(Stored data)

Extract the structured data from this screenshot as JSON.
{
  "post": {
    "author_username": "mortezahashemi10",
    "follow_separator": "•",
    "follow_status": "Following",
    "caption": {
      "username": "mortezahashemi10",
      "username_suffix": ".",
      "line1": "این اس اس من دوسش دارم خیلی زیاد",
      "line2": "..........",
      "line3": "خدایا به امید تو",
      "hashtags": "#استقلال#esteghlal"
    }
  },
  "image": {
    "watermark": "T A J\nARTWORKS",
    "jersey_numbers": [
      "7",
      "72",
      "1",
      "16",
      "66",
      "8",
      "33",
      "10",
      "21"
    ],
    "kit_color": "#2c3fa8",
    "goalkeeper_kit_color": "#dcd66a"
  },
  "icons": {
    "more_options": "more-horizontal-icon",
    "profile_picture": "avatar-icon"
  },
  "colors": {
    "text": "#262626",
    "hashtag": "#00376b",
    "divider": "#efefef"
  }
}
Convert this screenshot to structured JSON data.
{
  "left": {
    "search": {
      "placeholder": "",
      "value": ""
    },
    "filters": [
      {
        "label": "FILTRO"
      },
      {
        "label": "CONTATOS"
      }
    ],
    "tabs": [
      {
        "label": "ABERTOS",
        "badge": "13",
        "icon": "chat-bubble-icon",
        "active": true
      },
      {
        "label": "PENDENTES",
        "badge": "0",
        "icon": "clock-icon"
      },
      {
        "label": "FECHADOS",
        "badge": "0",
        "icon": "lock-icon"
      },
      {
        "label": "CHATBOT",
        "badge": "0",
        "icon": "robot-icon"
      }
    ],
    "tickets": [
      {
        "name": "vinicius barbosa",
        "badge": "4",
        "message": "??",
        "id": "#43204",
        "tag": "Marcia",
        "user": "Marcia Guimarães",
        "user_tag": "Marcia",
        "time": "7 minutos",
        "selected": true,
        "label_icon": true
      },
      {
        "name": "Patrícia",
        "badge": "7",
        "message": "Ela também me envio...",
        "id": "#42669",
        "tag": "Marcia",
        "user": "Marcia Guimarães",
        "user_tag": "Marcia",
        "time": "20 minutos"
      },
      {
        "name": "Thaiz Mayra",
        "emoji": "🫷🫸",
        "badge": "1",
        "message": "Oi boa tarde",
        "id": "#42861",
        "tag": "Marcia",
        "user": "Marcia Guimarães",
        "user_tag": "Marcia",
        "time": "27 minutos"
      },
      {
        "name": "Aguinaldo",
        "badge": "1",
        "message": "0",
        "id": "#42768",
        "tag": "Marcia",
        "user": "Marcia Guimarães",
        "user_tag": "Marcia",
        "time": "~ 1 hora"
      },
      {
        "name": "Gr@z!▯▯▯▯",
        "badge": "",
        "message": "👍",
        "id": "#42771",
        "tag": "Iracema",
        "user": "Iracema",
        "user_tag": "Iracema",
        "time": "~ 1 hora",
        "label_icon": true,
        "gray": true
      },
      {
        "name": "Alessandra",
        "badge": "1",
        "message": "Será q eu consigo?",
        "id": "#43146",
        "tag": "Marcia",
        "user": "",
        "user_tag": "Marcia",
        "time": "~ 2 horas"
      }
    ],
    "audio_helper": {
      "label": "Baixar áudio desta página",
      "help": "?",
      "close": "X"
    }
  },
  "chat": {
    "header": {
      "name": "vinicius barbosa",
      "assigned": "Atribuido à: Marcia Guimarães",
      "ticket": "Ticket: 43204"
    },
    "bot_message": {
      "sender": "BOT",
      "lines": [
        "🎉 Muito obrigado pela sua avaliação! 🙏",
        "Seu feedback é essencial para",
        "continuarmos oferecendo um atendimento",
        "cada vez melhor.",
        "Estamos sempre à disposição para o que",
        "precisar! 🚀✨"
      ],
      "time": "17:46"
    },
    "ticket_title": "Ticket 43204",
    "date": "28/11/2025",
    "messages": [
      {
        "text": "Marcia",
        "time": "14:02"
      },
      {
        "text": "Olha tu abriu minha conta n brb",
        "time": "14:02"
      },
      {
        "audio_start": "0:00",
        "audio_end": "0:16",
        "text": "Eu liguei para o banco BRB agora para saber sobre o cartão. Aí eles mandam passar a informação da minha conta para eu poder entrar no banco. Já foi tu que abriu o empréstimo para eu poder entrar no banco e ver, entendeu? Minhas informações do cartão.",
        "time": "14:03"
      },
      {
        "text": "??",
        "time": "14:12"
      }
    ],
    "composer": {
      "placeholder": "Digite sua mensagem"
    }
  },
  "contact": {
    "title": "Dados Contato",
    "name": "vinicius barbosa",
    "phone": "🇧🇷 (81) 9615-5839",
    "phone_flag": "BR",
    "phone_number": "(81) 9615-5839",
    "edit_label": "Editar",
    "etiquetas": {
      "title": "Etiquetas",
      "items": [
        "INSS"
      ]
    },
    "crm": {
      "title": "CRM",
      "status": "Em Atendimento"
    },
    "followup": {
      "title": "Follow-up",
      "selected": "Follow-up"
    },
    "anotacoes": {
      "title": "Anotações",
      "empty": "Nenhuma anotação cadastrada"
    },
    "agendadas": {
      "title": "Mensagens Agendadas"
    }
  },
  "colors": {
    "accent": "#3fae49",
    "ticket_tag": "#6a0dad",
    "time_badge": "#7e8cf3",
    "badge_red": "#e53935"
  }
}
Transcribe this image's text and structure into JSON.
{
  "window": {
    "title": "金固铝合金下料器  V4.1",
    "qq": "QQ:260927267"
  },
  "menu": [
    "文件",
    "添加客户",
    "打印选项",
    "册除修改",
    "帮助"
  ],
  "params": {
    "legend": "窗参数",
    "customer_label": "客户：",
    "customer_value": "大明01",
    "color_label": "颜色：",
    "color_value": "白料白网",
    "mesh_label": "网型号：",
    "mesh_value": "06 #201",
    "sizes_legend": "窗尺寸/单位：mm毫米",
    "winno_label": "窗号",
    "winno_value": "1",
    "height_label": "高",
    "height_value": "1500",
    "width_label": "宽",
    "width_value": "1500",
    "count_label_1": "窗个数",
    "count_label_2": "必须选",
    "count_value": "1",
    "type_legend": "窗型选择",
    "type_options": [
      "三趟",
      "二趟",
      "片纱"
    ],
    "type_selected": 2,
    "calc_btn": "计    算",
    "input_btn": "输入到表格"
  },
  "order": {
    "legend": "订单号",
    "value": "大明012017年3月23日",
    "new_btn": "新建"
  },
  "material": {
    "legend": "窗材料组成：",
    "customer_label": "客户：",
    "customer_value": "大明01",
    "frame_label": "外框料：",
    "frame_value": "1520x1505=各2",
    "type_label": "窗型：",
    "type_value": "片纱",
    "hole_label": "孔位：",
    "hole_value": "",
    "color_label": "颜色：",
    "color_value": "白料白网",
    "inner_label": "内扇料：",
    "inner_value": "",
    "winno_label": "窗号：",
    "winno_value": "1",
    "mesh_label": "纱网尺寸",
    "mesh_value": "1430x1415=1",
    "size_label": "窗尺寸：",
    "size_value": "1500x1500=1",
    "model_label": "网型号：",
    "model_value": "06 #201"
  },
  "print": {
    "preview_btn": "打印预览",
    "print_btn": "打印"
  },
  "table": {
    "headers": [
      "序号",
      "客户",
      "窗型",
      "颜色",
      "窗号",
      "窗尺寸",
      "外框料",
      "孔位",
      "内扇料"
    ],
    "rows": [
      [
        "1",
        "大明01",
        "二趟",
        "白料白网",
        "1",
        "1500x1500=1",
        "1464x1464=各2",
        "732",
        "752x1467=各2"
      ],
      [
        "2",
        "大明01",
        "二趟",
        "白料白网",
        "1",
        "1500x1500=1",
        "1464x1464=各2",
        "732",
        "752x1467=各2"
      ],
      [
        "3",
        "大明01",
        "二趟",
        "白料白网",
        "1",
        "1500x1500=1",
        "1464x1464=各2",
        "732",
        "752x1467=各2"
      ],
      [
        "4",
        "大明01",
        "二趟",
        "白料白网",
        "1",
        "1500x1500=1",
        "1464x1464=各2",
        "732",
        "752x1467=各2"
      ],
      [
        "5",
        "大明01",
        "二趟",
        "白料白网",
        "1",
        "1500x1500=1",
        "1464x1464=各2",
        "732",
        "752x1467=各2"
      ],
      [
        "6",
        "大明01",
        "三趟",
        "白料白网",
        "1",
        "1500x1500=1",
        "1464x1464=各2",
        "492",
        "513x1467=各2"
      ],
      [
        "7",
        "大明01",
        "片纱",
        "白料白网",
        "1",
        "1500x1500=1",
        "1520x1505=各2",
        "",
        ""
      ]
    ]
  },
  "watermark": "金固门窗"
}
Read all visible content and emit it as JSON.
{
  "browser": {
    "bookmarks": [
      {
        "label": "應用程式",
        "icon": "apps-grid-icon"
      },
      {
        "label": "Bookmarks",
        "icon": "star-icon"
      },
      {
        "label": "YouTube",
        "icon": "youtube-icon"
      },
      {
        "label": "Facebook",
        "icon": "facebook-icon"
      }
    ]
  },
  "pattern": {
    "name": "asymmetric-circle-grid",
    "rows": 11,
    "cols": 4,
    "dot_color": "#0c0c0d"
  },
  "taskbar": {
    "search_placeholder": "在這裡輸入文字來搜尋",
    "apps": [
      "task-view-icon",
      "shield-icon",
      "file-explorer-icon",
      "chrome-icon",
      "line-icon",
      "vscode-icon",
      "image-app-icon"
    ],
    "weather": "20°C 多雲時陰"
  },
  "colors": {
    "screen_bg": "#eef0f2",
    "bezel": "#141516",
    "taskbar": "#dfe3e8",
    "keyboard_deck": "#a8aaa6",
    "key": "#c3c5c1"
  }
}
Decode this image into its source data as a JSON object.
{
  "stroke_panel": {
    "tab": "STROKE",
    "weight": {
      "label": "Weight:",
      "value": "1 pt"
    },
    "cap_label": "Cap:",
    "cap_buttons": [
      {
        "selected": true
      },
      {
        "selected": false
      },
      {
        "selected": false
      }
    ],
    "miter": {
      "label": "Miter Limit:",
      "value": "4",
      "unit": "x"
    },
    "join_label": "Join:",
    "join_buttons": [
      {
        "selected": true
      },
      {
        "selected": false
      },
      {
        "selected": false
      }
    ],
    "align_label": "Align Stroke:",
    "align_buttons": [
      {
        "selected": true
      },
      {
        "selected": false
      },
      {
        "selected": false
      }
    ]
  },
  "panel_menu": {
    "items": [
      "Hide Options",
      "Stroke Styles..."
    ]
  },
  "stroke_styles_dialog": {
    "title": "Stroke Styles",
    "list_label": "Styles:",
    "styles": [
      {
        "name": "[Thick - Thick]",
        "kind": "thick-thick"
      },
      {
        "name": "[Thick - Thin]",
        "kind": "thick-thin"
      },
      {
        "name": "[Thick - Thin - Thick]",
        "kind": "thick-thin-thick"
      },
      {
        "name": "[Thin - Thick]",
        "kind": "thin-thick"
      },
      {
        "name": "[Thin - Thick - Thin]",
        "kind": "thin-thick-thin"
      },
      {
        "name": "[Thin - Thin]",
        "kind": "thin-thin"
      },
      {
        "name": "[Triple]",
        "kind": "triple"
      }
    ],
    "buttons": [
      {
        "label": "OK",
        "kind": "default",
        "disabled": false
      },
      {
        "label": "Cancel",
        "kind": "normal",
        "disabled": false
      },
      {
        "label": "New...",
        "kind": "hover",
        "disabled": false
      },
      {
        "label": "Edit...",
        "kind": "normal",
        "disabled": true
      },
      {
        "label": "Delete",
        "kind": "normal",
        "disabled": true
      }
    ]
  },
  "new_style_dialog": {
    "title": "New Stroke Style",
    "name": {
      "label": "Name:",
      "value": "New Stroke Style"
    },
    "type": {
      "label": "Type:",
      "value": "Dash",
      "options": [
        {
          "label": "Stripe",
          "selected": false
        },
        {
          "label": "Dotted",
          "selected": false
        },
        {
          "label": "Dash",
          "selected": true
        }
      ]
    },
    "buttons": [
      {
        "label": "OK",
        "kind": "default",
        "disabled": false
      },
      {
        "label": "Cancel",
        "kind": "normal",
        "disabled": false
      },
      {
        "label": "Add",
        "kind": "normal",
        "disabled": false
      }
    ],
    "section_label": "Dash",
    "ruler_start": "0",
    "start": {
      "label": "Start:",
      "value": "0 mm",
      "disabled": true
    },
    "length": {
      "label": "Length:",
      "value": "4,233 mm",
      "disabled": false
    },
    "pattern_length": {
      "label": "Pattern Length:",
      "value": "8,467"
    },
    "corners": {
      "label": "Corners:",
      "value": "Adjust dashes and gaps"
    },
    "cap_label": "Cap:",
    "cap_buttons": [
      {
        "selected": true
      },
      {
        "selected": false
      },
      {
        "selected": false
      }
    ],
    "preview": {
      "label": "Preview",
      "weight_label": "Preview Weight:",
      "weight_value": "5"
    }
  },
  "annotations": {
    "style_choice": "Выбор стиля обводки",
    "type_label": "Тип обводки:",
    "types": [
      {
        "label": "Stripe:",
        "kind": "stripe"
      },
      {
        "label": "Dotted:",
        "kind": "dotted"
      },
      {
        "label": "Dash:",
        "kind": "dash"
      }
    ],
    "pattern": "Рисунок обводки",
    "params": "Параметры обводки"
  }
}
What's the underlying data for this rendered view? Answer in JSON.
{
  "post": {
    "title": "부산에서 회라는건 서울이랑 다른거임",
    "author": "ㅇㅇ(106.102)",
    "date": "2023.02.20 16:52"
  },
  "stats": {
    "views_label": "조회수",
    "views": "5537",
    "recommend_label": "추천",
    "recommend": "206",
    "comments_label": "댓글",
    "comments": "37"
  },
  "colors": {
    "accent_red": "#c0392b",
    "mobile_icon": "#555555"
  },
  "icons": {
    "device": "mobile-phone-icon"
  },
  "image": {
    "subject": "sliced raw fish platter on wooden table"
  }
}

* Exercise goal *
Copy out every line in the listing where the word "minutos" appears.

* Right answer *
        "time": "7 minutos",
        "time": "20 minutos"
        "time": "27 minutos"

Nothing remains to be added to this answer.